▶ [Problem 1] List every video game mentioned by title in the passage on unusual game controllers.
▶ [Problem 2] Pick up the passage on unusual game controllers after its final sentence and continue it.

▶ [Text for analysis]
☆ ☆ ☆
Other "interesting" controllers were tried at various times. Nintendo made the Power Glove, a controller suited only to punching Fred Savage in the face. A lot of people will undoubtedly tell me that it was ahead of its time and only now is the Wii finally making good the potential offered by the Power Glove. A lot of people can have a bit of what Fred Savage is getting. There's plenty of Power Glove Justice to go around.
The Dreamcast brought us the rather odd Fishing Rod controller. This controller was very well suited to the wide range of fishing games available on the platform. Like… Sega Bass Fishing. Gayer than the audience at a kd lang/Sophie B Hawkins double billing.
All of these controllers have one thing in common. They all failed fairly spectacularly. Rather than giving us new ways to play games they just were weird and confusing. Apart from the guns, few bought any of these kooky things, and certainly no one used them for any length of time.
But something changed. Somewhere, probably in the late nineties, something went all weird.
It started in the arcade. Dance Dance Revolution became massively popular in arcades at a time when arcade revenue was going down faster than Paris Hilton when she gets into a prison. Seriously, that girl is going to be forced to take more unwanted pussy than the RSPCA at Christmas.
Anyway, Dance Dance Revolution was a hit in the Arcade, especially in Japan, and made Konami much yen. It didn't take long for a happy happy home port to occur, but without the controller the game was pretty much Bust-A-Groove. I will never ever run away, I'll be here to fight another day, I will make you realize… AHHH! GET OUT OF MY HEAD!
DDR pretty much needed crazy controllers, and while the metal arcade ones were obviously impractical the squishy ones they shipped with the game were… good enough.
☆ ☆ ☆
▶ [Supplied entries]

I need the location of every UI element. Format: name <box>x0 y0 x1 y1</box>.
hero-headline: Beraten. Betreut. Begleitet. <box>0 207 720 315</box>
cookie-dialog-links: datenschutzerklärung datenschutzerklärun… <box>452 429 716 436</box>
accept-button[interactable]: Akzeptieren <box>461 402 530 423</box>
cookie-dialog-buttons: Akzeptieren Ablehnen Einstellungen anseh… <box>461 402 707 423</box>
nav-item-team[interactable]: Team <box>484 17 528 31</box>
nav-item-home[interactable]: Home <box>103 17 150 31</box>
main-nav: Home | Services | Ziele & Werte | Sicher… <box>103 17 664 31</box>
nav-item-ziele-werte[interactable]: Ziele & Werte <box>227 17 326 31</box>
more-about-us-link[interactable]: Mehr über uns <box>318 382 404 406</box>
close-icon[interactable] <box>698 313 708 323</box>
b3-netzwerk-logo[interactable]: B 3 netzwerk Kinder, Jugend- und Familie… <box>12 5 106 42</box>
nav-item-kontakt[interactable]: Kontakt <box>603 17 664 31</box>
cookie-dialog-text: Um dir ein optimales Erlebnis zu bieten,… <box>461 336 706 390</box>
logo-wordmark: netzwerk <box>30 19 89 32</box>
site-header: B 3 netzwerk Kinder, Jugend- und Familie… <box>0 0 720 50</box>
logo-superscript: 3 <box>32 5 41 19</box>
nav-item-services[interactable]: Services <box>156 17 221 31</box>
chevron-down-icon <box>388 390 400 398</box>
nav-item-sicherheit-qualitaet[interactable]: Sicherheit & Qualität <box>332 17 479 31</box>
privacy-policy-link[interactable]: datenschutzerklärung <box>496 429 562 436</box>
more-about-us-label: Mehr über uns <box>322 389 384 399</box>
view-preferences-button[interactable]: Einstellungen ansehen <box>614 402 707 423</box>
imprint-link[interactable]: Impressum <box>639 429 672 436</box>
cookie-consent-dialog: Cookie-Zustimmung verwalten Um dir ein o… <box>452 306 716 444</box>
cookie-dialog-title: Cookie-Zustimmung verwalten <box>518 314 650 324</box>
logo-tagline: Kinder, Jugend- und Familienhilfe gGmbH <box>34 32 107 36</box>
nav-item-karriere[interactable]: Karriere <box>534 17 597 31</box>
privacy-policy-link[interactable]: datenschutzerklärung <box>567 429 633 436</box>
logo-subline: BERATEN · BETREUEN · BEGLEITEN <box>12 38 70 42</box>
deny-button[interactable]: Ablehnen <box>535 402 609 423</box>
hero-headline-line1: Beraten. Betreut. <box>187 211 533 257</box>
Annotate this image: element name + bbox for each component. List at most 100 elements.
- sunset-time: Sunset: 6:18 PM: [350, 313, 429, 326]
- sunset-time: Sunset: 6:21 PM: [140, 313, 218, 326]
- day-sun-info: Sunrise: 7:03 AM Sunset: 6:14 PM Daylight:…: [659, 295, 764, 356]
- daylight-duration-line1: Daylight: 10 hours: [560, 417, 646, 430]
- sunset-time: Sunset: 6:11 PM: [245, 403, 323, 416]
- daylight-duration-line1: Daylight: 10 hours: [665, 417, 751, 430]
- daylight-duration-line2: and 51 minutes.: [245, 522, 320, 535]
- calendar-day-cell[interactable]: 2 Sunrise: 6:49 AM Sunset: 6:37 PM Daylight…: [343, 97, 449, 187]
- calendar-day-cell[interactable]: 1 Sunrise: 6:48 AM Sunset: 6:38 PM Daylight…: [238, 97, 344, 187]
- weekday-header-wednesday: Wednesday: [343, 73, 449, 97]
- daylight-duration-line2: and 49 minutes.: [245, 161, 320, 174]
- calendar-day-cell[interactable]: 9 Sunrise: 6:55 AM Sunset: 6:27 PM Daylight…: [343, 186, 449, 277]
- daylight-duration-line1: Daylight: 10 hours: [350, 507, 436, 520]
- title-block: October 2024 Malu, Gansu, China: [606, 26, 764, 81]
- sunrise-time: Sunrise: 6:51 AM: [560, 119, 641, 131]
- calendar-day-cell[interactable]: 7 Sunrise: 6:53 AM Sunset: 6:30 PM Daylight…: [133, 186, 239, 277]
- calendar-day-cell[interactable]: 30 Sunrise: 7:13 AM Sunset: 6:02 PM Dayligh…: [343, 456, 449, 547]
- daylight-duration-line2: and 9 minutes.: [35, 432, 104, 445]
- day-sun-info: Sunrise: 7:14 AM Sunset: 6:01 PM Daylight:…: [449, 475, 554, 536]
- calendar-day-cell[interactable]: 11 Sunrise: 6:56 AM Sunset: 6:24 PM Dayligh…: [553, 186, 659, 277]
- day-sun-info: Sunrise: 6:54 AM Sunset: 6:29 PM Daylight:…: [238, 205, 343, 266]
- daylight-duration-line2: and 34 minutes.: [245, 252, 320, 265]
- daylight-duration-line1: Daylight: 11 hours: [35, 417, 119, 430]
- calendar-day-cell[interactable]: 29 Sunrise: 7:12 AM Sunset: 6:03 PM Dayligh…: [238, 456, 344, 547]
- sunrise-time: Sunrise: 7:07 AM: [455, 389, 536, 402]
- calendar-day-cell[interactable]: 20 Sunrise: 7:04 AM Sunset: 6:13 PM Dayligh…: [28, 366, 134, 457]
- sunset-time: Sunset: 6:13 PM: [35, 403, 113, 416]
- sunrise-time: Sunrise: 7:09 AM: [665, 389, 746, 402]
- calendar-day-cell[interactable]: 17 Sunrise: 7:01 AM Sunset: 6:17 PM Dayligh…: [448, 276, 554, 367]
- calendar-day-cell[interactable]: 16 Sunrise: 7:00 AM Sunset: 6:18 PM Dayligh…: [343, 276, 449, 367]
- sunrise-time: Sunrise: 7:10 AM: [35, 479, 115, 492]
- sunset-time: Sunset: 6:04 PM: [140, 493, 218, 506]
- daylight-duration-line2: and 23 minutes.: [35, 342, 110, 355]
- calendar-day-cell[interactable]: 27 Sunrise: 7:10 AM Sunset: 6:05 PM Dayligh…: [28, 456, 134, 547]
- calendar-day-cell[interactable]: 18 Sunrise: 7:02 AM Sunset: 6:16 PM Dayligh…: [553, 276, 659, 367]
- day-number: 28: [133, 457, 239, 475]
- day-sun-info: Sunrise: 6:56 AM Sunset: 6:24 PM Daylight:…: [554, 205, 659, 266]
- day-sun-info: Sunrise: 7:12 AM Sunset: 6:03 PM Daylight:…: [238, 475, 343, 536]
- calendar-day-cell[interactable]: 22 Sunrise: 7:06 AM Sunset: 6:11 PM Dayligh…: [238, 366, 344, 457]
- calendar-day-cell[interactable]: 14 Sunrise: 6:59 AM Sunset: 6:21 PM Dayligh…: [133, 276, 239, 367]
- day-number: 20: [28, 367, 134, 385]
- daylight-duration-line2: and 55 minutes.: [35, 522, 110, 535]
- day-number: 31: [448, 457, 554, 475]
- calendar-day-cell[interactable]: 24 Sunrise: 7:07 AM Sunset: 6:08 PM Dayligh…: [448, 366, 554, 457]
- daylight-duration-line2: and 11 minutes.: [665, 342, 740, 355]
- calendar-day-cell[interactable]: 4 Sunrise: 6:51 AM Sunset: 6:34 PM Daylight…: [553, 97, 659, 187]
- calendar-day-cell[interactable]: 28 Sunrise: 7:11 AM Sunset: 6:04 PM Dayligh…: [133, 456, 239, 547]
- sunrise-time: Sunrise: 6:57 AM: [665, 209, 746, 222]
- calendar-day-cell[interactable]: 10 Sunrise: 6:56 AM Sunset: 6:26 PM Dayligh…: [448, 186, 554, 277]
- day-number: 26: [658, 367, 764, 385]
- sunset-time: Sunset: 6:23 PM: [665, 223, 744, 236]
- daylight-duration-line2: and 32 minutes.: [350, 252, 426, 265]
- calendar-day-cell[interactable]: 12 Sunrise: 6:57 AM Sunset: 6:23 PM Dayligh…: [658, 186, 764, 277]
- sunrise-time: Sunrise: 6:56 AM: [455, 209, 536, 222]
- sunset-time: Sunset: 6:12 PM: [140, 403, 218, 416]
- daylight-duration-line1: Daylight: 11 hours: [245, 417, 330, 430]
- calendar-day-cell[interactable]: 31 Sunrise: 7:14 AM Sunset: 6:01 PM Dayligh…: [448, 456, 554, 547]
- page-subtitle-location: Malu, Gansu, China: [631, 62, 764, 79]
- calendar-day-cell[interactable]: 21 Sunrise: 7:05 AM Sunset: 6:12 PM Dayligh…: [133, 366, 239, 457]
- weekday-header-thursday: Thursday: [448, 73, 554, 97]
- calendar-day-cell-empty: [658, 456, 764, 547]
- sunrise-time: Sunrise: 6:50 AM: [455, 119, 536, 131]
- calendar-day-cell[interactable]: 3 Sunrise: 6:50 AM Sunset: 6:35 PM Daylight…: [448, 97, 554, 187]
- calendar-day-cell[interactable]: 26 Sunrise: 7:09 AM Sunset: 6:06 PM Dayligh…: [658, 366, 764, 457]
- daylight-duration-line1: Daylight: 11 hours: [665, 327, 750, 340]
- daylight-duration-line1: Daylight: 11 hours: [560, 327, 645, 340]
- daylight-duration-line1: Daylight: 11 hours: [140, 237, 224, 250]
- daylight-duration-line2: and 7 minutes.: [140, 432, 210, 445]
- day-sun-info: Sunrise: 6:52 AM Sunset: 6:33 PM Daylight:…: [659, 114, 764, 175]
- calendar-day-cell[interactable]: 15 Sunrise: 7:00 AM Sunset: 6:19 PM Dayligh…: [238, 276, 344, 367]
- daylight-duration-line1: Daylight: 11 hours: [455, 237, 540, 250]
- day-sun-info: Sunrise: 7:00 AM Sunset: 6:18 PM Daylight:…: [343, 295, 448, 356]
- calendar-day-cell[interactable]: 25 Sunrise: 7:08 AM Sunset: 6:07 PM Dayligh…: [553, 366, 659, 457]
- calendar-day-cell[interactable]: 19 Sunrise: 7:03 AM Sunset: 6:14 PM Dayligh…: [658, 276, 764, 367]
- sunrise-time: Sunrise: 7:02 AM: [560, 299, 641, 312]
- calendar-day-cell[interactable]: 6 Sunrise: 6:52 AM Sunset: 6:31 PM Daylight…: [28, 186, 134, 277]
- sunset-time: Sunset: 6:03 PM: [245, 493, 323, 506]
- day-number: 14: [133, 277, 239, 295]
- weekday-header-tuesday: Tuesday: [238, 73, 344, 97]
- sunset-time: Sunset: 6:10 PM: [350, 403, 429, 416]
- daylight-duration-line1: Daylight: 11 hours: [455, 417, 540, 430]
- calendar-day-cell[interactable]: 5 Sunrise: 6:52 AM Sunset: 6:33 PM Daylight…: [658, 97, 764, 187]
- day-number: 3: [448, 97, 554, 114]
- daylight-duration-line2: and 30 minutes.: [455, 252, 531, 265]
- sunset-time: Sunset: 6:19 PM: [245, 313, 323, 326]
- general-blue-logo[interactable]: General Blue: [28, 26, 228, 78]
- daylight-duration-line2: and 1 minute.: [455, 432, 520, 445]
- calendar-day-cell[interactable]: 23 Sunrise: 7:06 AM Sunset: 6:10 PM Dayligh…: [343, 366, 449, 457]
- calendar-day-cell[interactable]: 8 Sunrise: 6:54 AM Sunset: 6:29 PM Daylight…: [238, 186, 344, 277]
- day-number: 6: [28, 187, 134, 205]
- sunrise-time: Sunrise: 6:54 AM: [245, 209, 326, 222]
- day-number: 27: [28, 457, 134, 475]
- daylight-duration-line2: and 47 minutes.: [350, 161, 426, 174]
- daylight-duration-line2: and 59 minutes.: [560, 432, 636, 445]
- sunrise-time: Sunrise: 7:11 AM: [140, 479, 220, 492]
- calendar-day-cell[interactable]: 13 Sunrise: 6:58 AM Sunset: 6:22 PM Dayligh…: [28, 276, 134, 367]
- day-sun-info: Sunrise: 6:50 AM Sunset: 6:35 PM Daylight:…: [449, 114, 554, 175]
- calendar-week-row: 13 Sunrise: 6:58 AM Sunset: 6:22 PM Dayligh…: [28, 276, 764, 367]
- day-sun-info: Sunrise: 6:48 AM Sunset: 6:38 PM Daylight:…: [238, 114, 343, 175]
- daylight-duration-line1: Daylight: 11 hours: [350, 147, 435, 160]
☆ ☆ ☆
▶ [Reply 1] Sega Bass Fishing, Dance Dance Revolution, Bust-A-Groove

▶ [Reply 2]
From there things kind of snowballed, and not in a porn sort of way. Sony started it, what with the SingStar thing being both heavily promoted and actually… good. SingStar did something no other game had yet done - it made girls into gamers. Following that up with EyeToy, Sony have made non-controllers the new controllers. More recently, Sony brought us Buzz, which allowed gamers to play trivia games with a simple buzzer, and as a pleasant side effect gave Jason Donovan the ability to buy more cocaine while still retaining the obscurity he's so carefully built up over the last decade.
Nintendo, apparently bored with making uninspired rip-offs of their own dying franchises (what?!) decided to pretty much make weird games. You can't really go past Donkey Konga for odd choice of peripherals. There's not going to be a whole lot of third party Bongo games happening. Course, then there's Samba De Amigo, Spanish for What The Fuck.
Some of the biggest games of the last few years have been sans-controller, or at least had some sort of weird custom controller. But as far as non-standard controllers go, whether you count on its range of appeal, commercial success, one game stands supreme, as untouchable as Hermione's breasts. What? You were thinking it.
Guitar Hero.
It's interesting to note that of all the strange and crazy controllers available on recent/current platforms, from Bongos to Maracas, Microphones, Dance Mats, and Guitars, the one thing you will not see is guns. In a Jack Thompson ruled industry, a world after Columbine and Virginia realistic shooting games are about as welcome as Mel Gibson with bacon at a jewish barbeque.
Obviously there's a place for the "standard" games. The mainstream "gamers game", where you use the controller to pilot your plane, or drive your car, or make your character move around, or... dig for gold. I don't know what, but you get what I mean. Those games will always form the core of gaming.
But the Wii shows us clearly that the games can do more when the controller can do more. SingStar has shown us clearly how many more people will play games when they don't have to learn the buttons. Dance Dance Revolution has shown us that a game doesn't have to be sedentary. Guitar Hero has shown us how to rock.